-- Start Raw records --
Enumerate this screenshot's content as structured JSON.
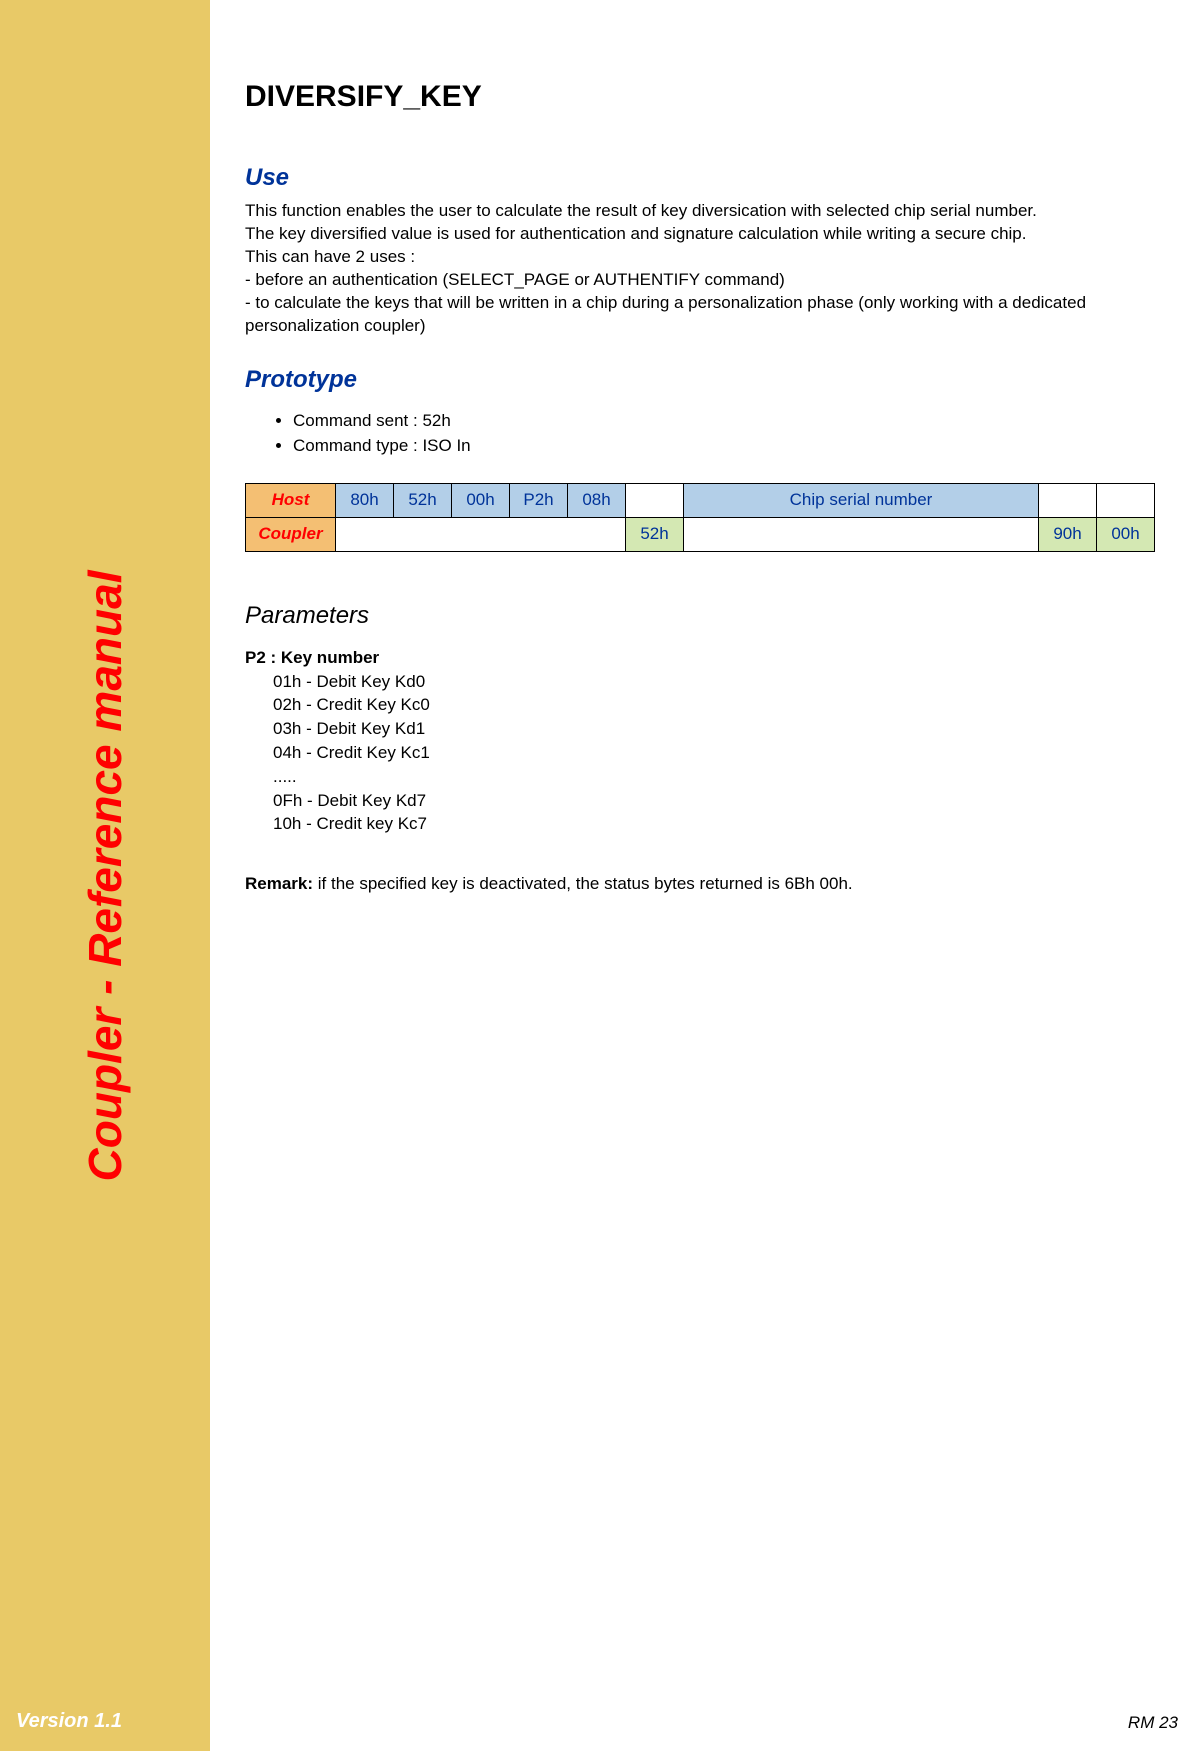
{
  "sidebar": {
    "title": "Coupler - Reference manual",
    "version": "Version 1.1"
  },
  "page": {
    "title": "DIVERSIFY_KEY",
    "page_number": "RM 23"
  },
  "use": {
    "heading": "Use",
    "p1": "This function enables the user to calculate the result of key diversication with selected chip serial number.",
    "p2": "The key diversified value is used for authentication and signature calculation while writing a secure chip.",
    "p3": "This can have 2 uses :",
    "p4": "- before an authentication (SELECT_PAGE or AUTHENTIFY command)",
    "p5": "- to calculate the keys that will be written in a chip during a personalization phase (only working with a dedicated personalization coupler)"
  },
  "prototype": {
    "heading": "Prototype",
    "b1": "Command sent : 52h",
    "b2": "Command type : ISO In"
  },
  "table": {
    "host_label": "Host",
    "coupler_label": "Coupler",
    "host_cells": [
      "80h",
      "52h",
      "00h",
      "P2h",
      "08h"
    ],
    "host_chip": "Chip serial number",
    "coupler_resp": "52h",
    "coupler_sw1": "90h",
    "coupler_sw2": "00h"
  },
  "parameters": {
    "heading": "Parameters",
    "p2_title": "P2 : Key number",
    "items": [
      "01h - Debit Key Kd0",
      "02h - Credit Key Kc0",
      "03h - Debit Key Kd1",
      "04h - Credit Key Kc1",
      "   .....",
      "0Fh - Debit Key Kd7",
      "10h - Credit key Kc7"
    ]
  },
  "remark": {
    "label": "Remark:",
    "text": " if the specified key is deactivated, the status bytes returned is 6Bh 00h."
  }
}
-- End Raw records --
-- Start Raw records --
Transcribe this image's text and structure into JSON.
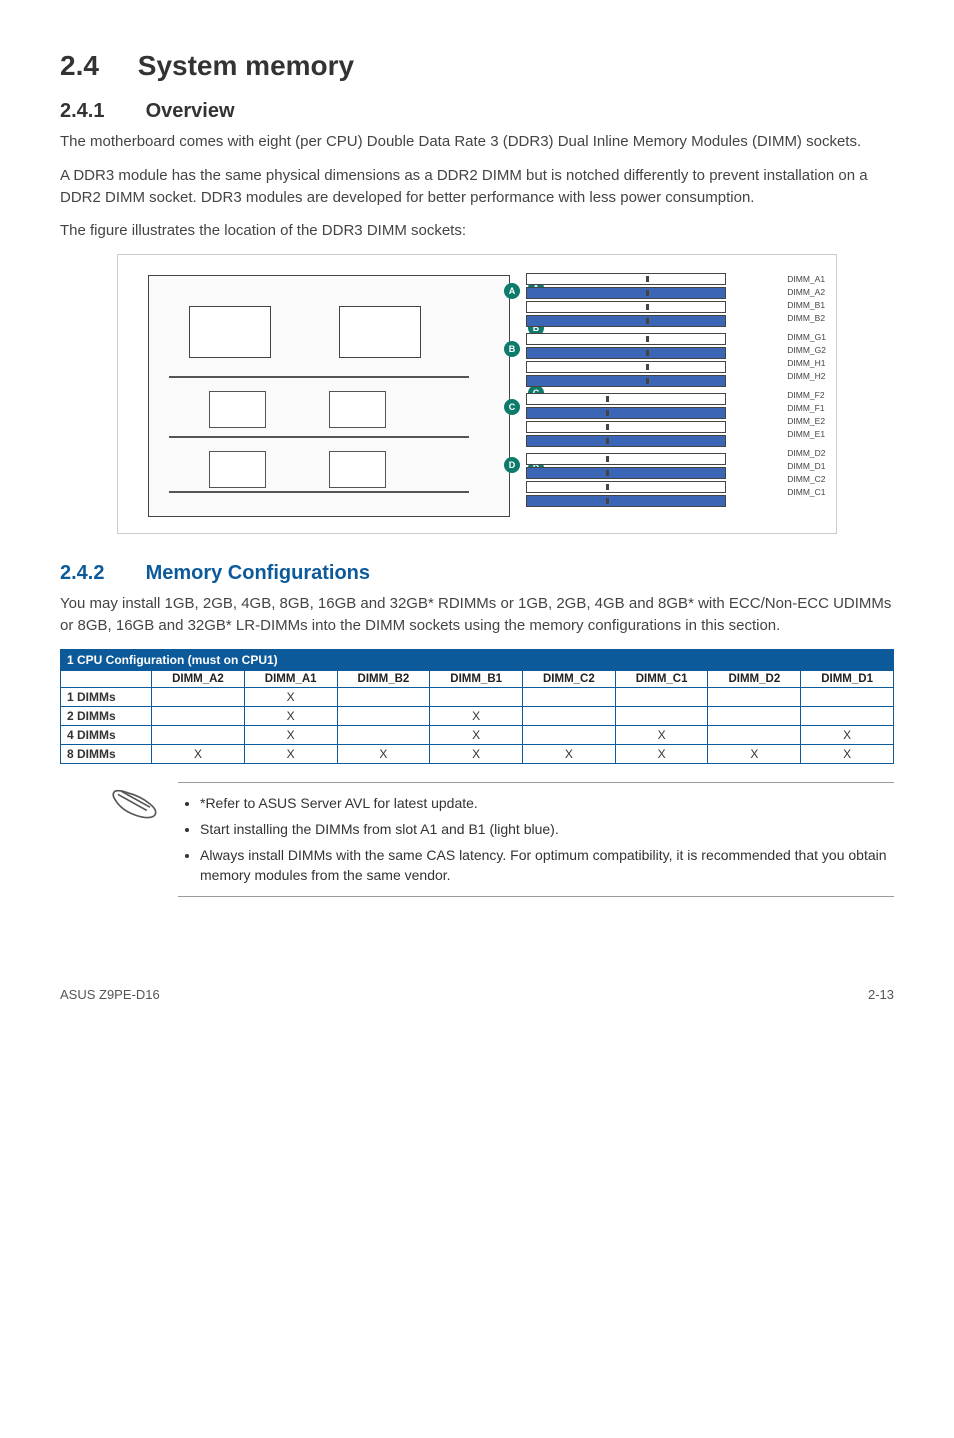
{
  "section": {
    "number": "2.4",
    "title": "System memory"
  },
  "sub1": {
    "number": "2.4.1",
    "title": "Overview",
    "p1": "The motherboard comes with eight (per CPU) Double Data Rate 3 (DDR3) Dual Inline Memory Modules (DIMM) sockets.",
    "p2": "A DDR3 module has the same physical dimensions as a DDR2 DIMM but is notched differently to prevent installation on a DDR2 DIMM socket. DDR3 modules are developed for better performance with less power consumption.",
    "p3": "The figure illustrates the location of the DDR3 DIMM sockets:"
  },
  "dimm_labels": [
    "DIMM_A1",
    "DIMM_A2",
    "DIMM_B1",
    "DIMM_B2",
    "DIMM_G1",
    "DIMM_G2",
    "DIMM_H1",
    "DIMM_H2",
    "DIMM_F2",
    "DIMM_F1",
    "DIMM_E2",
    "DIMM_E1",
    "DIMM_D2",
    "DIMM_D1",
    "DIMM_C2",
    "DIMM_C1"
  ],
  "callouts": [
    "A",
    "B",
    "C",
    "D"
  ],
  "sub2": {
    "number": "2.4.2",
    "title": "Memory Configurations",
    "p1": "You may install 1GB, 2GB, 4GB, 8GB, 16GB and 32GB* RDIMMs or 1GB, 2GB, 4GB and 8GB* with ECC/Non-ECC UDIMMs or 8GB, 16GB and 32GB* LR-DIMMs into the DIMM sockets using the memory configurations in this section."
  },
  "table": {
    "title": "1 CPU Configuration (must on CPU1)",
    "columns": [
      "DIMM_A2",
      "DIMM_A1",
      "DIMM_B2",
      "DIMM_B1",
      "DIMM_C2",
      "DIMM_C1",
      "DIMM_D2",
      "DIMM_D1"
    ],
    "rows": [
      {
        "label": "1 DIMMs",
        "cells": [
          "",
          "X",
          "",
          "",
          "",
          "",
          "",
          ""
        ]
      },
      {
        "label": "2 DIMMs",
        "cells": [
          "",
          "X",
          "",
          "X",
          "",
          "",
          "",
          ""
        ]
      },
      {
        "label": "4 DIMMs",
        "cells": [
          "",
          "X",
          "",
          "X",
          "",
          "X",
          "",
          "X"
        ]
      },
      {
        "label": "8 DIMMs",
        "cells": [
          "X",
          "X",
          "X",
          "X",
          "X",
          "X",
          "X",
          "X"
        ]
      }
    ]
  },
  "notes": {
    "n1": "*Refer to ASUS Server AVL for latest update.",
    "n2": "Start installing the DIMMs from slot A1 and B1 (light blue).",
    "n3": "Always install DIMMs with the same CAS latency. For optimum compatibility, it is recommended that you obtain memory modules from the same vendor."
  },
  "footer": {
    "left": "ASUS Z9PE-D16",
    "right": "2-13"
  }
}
-- End Raw records --
-- Start Raw records --
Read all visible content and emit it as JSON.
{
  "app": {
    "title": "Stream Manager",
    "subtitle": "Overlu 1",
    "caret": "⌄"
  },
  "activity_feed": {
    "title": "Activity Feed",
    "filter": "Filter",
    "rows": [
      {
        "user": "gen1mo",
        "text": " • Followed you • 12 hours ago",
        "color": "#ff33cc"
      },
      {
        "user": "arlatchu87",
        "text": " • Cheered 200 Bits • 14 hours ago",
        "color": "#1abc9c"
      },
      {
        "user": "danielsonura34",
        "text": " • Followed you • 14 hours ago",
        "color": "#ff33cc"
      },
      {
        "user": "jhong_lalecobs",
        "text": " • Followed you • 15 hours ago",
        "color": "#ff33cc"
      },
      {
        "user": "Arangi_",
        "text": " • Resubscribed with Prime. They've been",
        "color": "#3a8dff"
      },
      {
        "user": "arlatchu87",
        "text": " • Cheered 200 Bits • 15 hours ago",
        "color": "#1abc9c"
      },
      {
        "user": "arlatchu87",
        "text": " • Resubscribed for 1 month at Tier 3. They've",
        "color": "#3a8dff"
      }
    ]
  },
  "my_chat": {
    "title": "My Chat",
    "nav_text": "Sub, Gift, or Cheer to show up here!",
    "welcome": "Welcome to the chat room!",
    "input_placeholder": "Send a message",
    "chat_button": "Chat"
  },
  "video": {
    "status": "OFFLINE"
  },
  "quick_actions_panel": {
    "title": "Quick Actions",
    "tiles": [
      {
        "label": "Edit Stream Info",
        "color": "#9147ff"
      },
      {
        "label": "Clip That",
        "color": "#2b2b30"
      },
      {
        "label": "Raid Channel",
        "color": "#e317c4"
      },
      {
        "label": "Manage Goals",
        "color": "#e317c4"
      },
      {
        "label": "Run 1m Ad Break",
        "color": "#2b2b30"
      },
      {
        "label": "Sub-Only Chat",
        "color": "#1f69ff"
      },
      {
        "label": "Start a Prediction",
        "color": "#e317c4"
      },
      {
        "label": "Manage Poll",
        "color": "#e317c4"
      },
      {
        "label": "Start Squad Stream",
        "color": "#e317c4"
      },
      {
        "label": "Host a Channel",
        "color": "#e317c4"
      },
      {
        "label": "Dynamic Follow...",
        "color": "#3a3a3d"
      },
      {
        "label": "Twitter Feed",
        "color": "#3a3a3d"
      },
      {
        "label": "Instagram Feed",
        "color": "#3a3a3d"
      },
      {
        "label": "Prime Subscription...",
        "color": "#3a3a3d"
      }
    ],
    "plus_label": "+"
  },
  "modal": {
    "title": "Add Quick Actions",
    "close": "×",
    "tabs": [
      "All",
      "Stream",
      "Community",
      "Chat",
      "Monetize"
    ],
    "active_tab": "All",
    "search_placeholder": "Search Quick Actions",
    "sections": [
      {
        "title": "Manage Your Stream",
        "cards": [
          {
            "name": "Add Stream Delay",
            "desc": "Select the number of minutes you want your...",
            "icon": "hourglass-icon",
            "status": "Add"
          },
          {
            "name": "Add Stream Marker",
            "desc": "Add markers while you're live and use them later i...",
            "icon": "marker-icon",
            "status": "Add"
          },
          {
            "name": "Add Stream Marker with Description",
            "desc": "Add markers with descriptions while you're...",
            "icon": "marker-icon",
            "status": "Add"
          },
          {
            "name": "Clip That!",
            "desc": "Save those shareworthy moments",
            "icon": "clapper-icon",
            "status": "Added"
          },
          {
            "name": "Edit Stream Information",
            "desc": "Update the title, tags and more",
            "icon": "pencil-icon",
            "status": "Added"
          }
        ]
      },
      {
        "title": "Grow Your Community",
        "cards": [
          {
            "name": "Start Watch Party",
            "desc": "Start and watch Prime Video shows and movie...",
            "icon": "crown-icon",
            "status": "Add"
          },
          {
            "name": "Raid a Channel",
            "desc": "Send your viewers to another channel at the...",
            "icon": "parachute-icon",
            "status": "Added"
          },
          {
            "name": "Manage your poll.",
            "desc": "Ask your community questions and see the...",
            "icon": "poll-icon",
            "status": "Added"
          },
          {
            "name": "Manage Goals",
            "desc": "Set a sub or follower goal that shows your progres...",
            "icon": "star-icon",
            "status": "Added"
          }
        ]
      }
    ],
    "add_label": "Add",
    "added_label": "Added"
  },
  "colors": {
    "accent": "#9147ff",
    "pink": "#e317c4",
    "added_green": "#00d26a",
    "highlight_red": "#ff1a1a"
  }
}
-- End Raw records --
*The exercise*
Take every line containing the word "Followed" and copy it.

*Result of the task*
        "text": " • Followed you • 12 hours ago",
        "text": " • Followed you • 14 hours ago",
        "text": " • Followed you • 15 hours ago",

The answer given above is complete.